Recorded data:
- - -
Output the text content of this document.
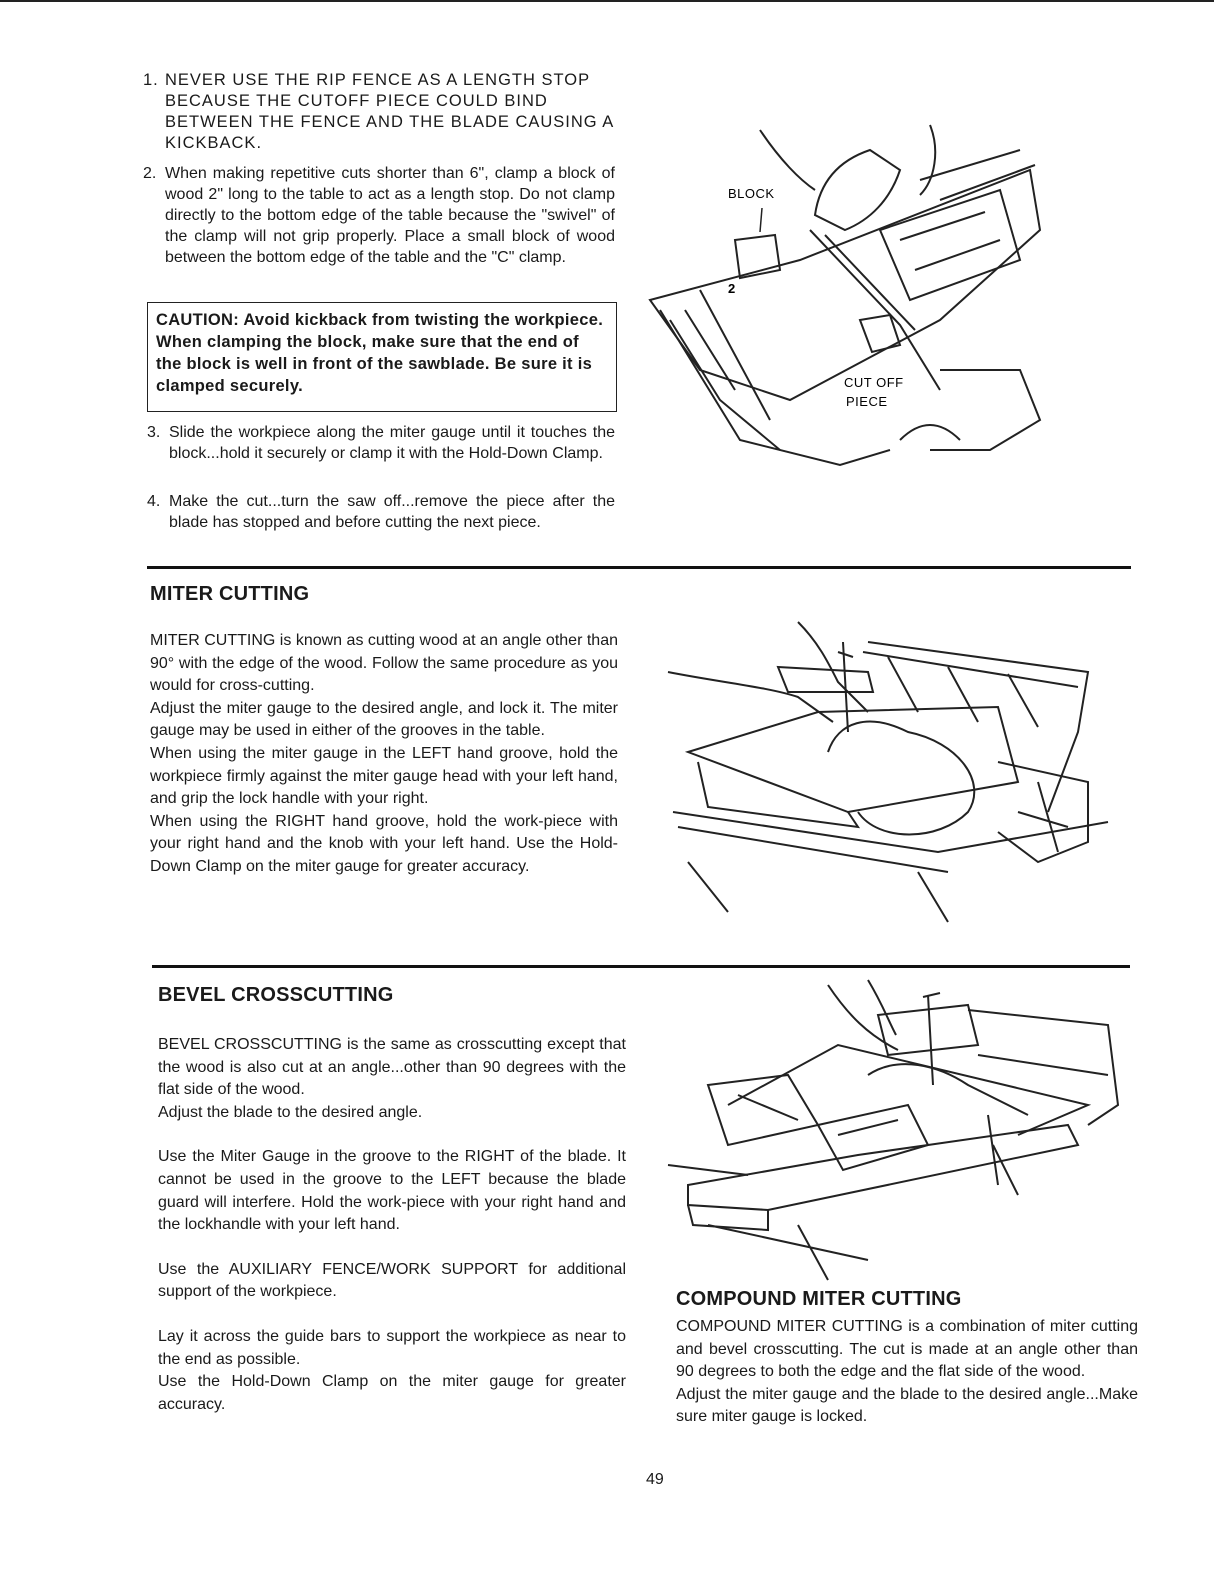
1. NEVER USE THE RIP FENCE AS A LENGTH STOP BECAUSE THE CUTOFF PIECE COULD BIND BETWEEN THE FENCE AND THE BLADE CAUSING A KICKBACK.
2. When making repetitive cuts shorter than 6", clamp a block of wood 2" long to the table to act as a length stop. Do not clamp directly to the bottom edge of the table because the "swivel" of the clamp will not grip properly. Place a small block of wood between the bottom edge of the table and the "C" clamp.
CAUTION: Avoid kickback from twisting the workpiece. When clamping the block, make sure that the end of the block is well in front of the sawblade. Be sure it is clamped securely.
3. Slide the workpiece along the miter gauge until it touches the block...hold it securely or clamp it with the Hold-Down Clamp.
4. Make the cut...turn the saw off...remove the piece after the blade has stopped and before cutting the next piece.
BLOCK
2
CUT OFF
PIECE
MITER CUTTING

MITER CUTTING is known as cutting wood at an angle other than 90° with the edge of the wood. Follow the same procedure as you would for cross-cutting.

Adjust the miter gauge to the desired angle, and lock it. The miter gauge may be used in either of the grooves in the table.

When using the miter gauge in the LEFT hand groove, hold the workpiece firmly against the miter gauge head with your left hand, and grip the lock handle with your right.

When using the RIGHT hand groove, hold the work-piece with your right hand and the knob with your left hand. Use the Hold-Down Clamp on the miter gauge for greater accuracy.

BEVEL CROSSCUTTING

BEVEL CROSSCUTTING is the same as crosscutting except that the wood is also cut at an angle...other than 90 degrees with the flat side of the wood.

Adjust the blade to the desired angle.

Use the Miter Gauge in the groove to the RIGHT of the blade. It cannot be used in the groove to the LEFT because the blade guard will interfere. Hold the work-piece with your right hand and the lockhandle with your left hand.

Use the AUXILIARY FENCE/WORK SUPPORT for additional support of the workpiece.

Lay it across the guide bars to support the workpiece as near to the end as possible.

Use the Hold-Down Clamp on the miter gauge for greater accuracy.

COMPOUND MITER CUTTING

COMPOUND MITER CUTTING is a combination of miter cutting and bevel crosscutting. The cut is made at an angle other than 90 degrees to both the edge and the flat side of the wood.

Adjust the miter gauge and the blade to the desired angle...Make sure miter gauge is locked.

49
- - -
[Aim] Repeat the listing verbatim. Skip the pictures.

[Result of this exercise]
Output the text content of this document.
1. NEVER USE THE RIP FENCE AS A LENGTH STOP BECAUSE THE CUTOFF PIECE COULD BIND BETWEEN THE FENCE AND THE BLADE CAUSING A KICKBACK.
2. When making repetitive cuts shorter than 6", clamp a block of wood 2" long to the table to act as a length stop. Do not clamp directly to the bottom edge of the table because the "swivel" of the clamp will not grip properly. Place a small block of wood between the bottom edge of the table and the "C" clamp.
CAUTION: Avoid kickback from twisting the workpiece. When clamping the block, make sure that the end of the block is well in front of the sawblade. Be sure it is clamped securely.
3. Slide the workpiece along the miter gauge until it touches the block...hold it securely or clamp it with the Hold-Down Clamp.
4. Make the cut...turn the saw off...remove the piece after the blade has stopped and before cutting the next piece.
BLOCK
2
CUT OFF
PIECE
MITER CUTTING

MITER CUTTING is known as cutting wood at an angle other than 90° with the edge of the wood. Follow the same procedure as you would for cross-cutting.

Adjust the miter gauge to the desired angle, and lock it. The miter gauge may be used in either of the grooves in the table.

When using the miter gauge in the LEFT hand groove, hold the workpiece firmly against the miter gauge head with your left hand, and grip the lock handle with your right.

When using the RIGHT hand groove, hold the work-piece with your right hand and the knob with your left hand. Use the Hold-Down Clamp on the miter gauge for greater accuracy.

BEVEL CROSSCUTTING

BEVEL CROSSCUTTING is the same as crosscutting except that the wood is also cut at an angle...other than 90 degrees with the flat side of the wood.

Adjust the blade to the desired angle.

Use the Miter Gauge in the groove to the RIGHT of the blade. It cannot be used in the groove to the LEFT because the blade guard will interfere. Hold the work-piece with your right hand and the lockhandle with your left hand.

Use the AUXILIARY FENCE/WORK SUPPORT for additional support of the workpiece.

Lay it across the guide bars to support the workpiece as near to the end as possible.

Use the Hold-Down Clamp on the miter gauge for greater accuracy.

COMPOUND MITER CUTTING

COMPOUND MITER CUTTING is a combination of miter cutting and bevel crosscutting. The cut is made at an angle other than 90 degrees to both the edge and the flat side of the wood.

Adjust the miter gauge and the blade to the desired angle...Make sure miter gauge is locked.

49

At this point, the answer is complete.